● **PROVIDED DATA**:

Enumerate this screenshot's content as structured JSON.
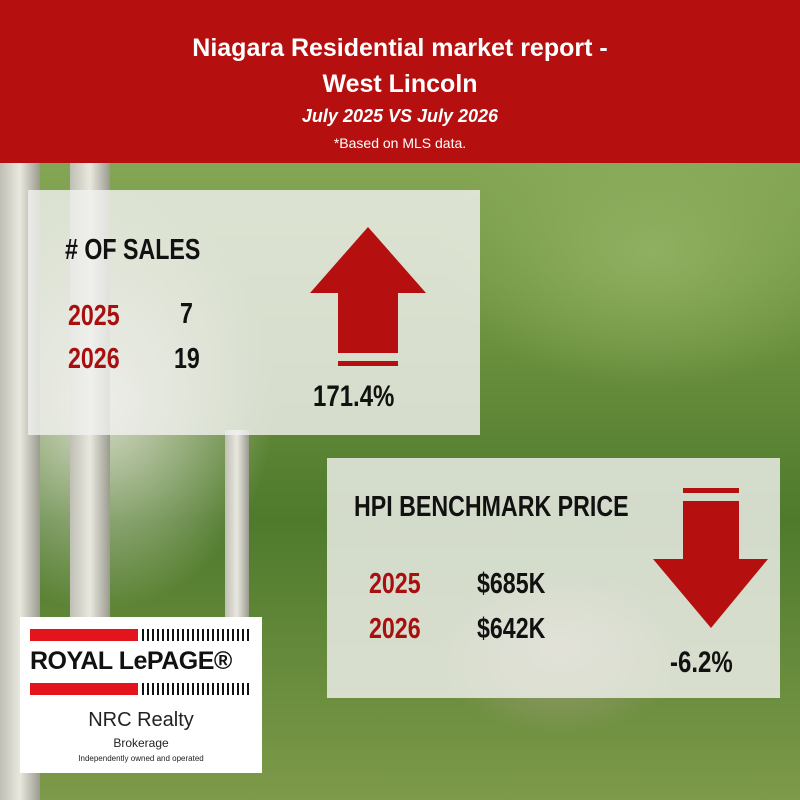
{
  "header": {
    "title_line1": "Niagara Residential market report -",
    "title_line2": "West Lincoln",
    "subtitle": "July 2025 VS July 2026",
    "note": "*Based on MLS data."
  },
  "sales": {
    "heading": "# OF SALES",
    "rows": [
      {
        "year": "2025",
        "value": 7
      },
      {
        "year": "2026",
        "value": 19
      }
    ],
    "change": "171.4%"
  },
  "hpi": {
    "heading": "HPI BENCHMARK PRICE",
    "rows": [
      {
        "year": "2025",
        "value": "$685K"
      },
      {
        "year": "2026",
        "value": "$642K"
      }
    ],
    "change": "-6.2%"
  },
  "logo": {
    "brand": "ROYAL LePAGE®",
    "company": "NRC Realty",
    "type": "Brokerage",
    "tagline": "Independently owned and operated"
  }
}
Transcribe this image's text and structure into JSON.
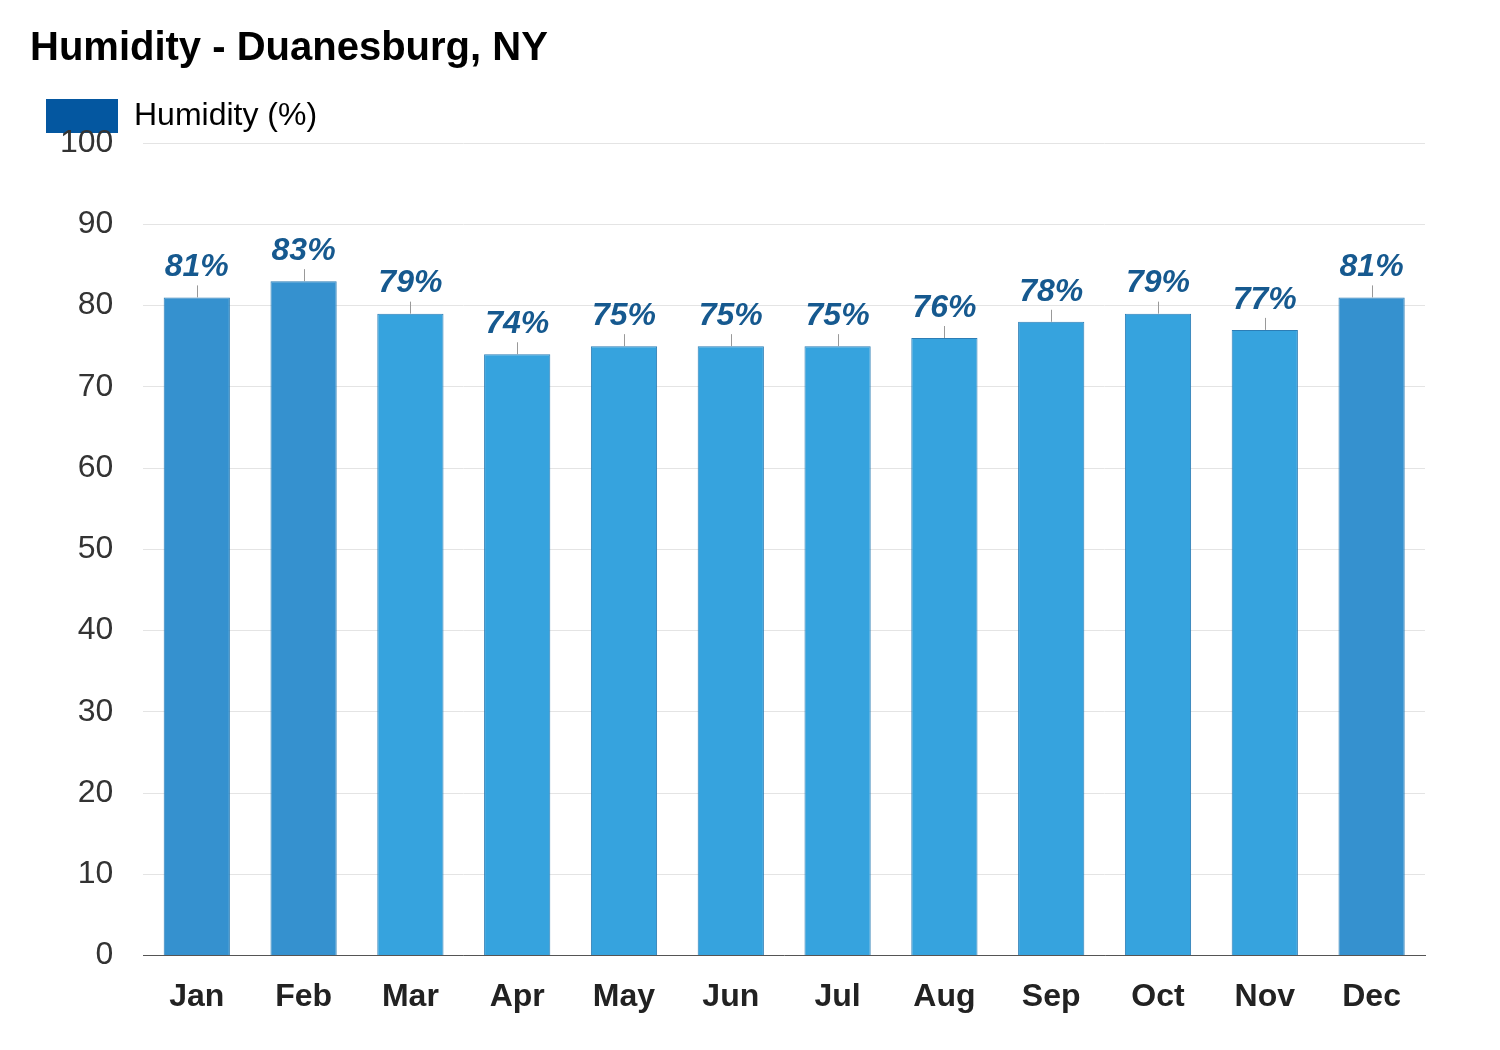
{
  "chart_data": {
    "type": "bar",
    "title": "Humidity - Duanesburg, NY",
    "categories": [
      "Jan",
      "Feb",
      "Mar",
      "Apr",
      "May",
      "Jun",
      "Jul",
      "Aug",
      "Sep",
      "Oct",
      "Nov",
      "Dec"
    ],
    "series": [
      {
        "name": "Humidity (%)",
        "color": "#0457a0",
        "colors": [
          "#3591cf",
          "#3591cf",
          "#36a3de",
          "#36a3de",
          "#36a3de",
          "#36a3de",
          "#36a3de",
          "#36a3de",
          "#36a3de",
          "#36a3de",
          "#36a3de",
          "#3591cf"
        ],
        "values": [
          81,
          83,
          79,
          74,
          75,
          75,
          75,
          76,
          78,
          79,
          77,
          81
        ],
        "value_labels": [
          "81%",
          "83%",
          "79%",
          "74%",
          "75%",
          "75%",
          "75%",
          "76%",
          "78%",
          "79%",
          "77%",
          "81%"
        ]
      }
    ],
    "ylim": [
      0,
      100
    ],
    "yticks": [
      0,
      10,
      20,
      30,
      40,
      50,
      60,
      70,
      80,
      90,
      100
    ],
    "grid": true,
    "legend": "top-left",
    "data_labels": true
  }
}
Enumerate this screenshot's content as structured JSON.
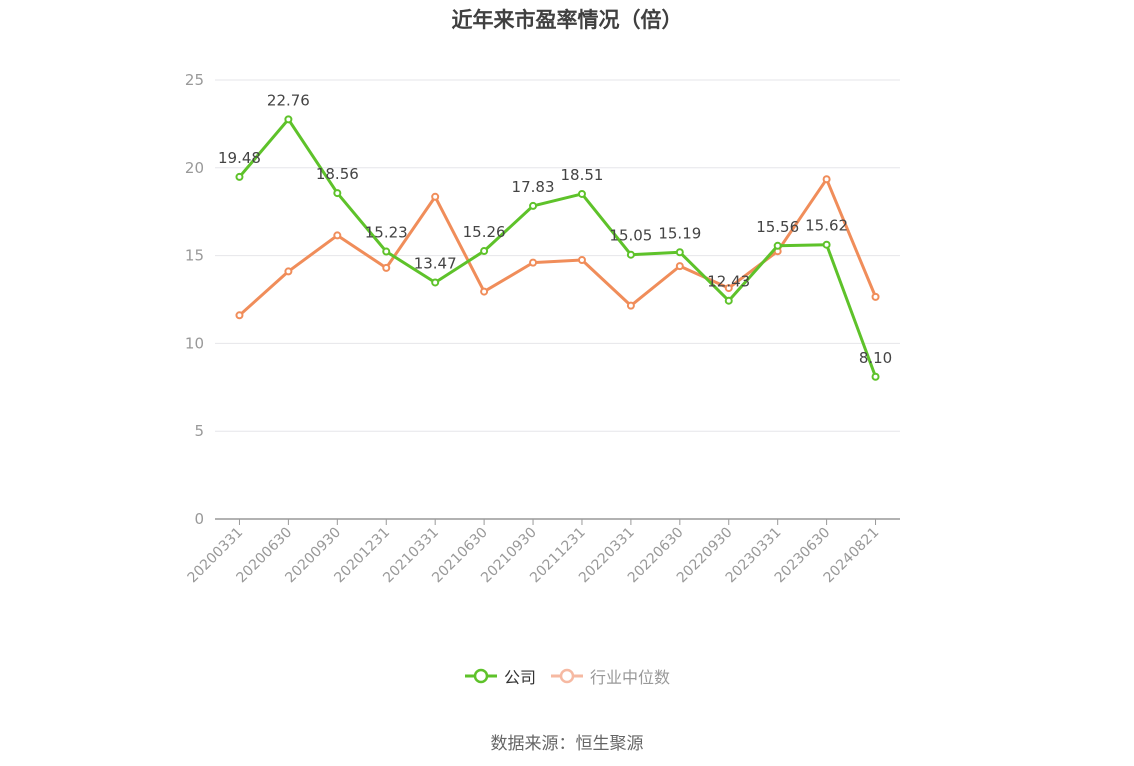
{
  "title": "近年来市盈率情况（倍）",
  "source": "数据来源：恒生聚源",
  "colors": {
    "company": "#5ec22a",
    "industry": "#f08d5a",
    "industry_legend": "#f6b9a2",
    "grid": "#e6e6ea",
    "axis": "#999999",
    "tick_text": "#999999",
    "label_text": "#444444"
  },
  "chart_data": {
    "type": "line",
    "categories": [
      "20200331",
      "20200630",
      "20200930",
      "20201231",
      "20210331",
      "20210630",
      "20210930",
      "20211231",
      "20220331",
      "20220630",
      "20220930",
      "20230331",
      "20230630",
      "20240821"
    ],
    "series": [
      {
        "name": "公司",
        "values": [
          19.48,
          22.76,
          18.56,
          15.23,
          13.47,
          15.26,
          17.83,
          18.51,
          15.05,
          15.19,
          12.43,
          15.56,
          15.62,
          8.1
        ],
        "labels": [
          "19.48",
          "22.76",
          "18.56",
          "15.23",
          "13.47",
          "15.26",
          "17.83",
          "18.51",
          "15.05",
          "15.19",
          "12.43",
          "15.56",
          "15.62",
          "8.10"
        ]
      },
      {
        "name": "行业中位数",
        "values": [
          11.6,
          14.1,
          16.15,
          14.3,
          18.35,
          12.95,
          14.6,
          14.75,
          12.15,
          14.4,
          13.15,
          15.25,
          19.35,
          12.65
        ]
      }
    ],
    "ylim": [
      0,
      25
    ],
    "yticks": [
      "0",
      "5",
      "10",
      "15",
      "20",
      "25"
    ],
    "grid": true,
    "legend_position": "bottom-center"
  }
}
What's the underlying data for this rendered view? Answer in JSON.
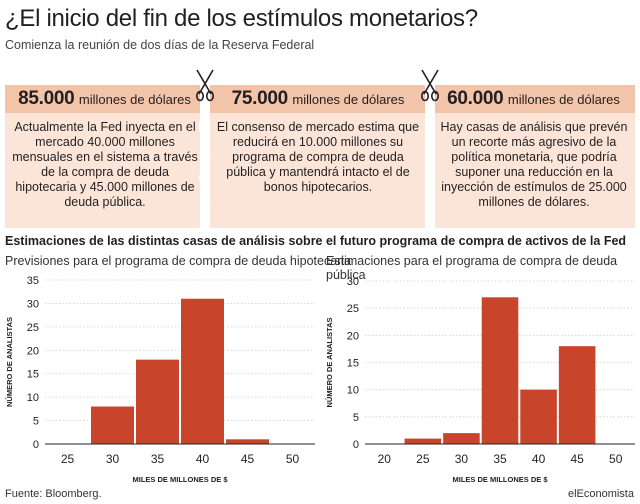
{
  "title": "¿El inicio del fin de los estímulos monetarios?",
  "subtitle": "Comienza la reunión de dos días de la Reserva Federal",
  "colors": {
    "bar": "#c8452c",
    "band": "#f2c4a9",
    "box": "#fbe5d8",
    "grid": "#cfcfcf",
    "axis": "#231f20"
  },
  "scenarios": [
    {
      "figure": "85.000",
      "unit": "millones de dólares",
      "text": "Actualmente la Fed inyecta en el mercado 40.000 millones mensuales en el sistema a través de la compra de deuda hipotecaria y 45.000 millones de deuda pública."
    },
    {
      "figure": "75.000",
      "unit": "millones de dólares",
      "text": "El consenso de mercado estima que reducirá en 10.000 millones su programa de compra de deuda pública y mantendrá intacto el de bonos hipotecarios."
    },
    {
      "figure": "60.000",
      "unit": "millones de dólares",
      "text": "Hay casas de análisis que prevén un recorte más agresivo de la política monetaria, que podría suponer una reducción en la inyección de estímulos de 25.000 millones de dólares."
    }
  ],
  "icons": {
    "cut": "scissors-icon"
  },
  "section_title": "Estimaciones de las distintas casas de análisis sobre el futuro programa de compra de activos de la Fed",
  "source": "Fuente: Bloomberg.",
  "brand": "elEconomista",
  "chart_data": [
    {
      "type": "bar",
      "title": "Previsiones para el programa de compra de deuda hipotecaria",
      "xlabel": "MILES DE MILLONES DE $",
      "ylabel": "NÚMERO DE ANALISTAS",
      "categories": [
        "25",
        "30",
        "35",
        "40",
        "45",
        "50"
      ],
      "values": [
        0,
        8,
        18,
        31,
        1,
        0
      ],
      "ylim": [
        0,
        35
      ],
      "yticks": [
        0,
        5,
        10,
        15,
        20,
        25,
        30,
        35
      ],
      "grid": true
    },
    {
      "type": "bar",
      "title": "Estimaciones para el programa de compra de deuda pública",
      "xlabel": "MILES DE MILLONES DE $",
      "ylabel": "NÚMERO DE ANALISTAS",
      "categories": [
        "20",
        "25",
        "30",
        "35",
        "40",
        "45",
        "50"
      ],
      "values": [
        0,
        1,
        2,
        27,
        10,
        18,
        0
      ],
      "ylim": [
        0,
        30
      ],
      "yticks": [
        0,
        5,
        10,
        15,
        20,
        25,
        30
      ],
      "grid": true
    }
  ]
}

● **INSTRUCTIONS TO FOLLOW**:
Print the records word for word and exclude any picture they hold.

● **RESPONSE BELOW**:
Enumerate this screenshot's content as structured JSON.
{
  "header": {
    "title_line1": "Niagara Residential market report -",
    "title_line2": "West Lincoln",
    "subtitle": "July 2025 VS July 2026",
    "note": "*Based on MLS data."
  },
  "sales": {
    "heading": "# OF SALES",
    "rows": [
      {
        "year": "2025",
        "value": 7
      },
      {
        "year": "2026",
        "value": 19
      }
    ],
    "change": "171.4%"
  },
  "hpi": {
    "heading": "HPI BENCHMARK PRICE",
    "rows": [
      {
        "year": "2025",
        "value": "$685K"
      },
      {
        "year": "2026",
        "value": "$642K"
      }
    ],
    "change": "-6.2%"
  },
  "logo": {
    "brand": "ROYAL LePAGE®",
    "company": "NRC Realty",
    "type": "Brokerage",
    "tagline": "Independently owned and operated"
  }
}
Transcribe this image's text and structure into JSON.
{
  "chart_data": {
    "type": "bar",
    "title": "Humidity - Duanesburg, NY",
    "categories": [
      "Jan",
      "Feb",
      "Mar",
      "Apr",
      "May",
      "Jun",
      "Jul",
      "Aug",
      "Sep",
      "Oct",
      "Nov",
      "Dec"
    ],
    "series": [
      {
        "name": "Humidity (%)",
        "color": "#0457a0",
        "colors": [
          "#3591cf",
          "#3591cf",
          "#36a3de",
          "#36a3de",
          "#36a3de",
          "#36a3de",
          "#36a3de",
          "#36a3de",
          "#36a3de",
          "#36a3de",
          "#36a3de",
          "#3591cf"
        ],
        "values": [
          81,
          83,
          79,
          74,
          75,
          75,
          75,
          76,
          78,
          79,
          77,
          81
        ],
        "value_labels": [
          "81%",
          "83%",
          "79%",
          "74%",
          "75%",
          "75%",
          "75%",
          "76%",
          "78%",
          "79%",
          "77%",
          "81%"
        ]
      }
    ],
    "ylim": [
      0,
      100
    ],
    "yticks": [
      0,
      10,
      20,
      30,
      40,
      50,
      60,
      70,
      80,
      90,
      100
    ],
    "grid": true,
    "legend": "top-left",
    "data_labels": true
  }
}
Enumerate this screenshot's content as structured JSON.
{
  "title": "近年来市盈率情况（倍）",
  "source": "数据来源：恒生聚源",
  "colors": {
    "company": "#5ec22a",
    "industry": "#f08d5a",
    "industry_legend": "#f6b9a2",
    "grid": "#e6e6ea",
    "axis": "#999999",
    "tick_text": "#999999",
    "label_text": "#444444"
  },
  "chart_data": {
    "type": "line",
    "categories": [
      "20200331",
      "20200630",
      "20200930",
      "20201231",
      "20210331",
      "20210630",
      "20210930",
      "20211231",
      "20220331",
      "20220630",
      "20220930",
      "20230331",
      "20230630",
      "20240821"
    ],
    "series": [
      {
        "name": "公司",
        "values": [
          19.48,
          22.76,
          18.56,
          15.23,
          13.47,
          15.26,
          17.83,
          18.51,
          15.05,
          15.19,
          12.43,
          15.56,
          15.62,
          8.1
        ],
        "labels": [
          "19.48",
          "22.76",
          "18.56",
          "15.23",
          "13.47",
          "15.26",
          "17.83",
          "18.51",
          "15.05",
          "15.19",
          "12.43",
          "15.56",
          "15.62",
          "8.10"
        ]
      },
      {
        "name": "行业中位数",
        "values": [
          11.6,
          14.1,
          16.15,
          14.3,
          18.35,
          12.95,
          14.6,
          14.75,
          12.15,
          14.4,
          13.15,
          15.25,
          19.35,
          12.65
        ]
      }
    ],
    "ylim": [
      0,
      25
    ],
    "yticks": [
      "0",
      "5",
      "10",
      "15",
      "20",
      "25"
    ],
    "grid": true,
    "legend_position": "bottom-center"
  }
}
What's the underlying data for this rendered view? Answer in JSON.
{
  "title": "¿El inicio del fin de los estímulos monetarios?",
  "subtitle": "Comienza la reunión de dos días de la Reserva Federal",
  "colors": {
    "bar": "#c8452c",
    "band": "#f2c4a9",
    "box": "#fbe5d8",
    "grid": "#cfcfcf",
    "axis": "#231f20"
  },
  "scenarios": [
    {
      "figure": "85.000",
      "unit": "millones de dólares",
      "text": "Actualmente la Fed inyecta en el mercado 40.000 millones mensuales en el sistema a través de la compra de deuda hipotecaria y 45.000 millones de deuda pública."
    },
    {
      "figure": "75.000",
      "unit": "millones de dólares",
      "text": "El consenso de mercado estima que reducirá en 10.000 millones su programa de compra de deuda pública y mantendrá intacto el de bonos hipotecarios."
    },
    {
      "figure": "60.000",
      "unit": "millones de dólares",
      "text": "Hay casas de análisis que prevén un recorte más agresivo de la política monetaria, que podría suponer una reducción en la inyección de estímulos de 25.000 millones de dólares."
    }
  ],
  "icons": {
    "cut": "scissors-icon"
  },
  "section_title": "Estimaciones de las distintas casas de análisis sobre el futuro programa de compra de activos de la Fed",
  "source": "Fuente: Bloomberg.",
  "brand": "elEconomista",
  "chart_data": [
    {
      "type": "bar",
      "title": "Previsiones para el programa de compra de deuda hipotecaria",
      "xlabel": "MILES DE MILLONES DE $",
      "ylabel": "NÚMERO DE ANALISTAS",
      "categories": [
        "25",
        "30",
        "35",
        "40",
        "45",
        "50"
      ],
      "values": [
        0,
        8,
        18,
        31,
        1,
        0
      ],
      "ylim": [
        0,
        35
      ],
      "yticks": [
        0,
        5,
        10,
        15,
        20,
        25,
        30,
        35
      ],
      "grid": true
    },
    {
      "type": "bar",
      "title": "Estimaciones para el programa de compra de deuda pública",
      "xlabel": "MILES DE MILLONES DE $",
      "ylabel": "NÚMERO DE ANALISTAS",
      "categories": [
        "20",
        "25",
        "30",
        "35",
        "40",
        "45",
        "50"
      ],
      "values": [
        0,
        1,
        2,
        27,
        10,
        18,
        0
      ],
      "ylim": [
        0,
        30
      ],
      "yticks": [
        0,
        5,
        10,
        15,
        20,
        25,
        30
      ],
      "grid": true
    }
  ]
}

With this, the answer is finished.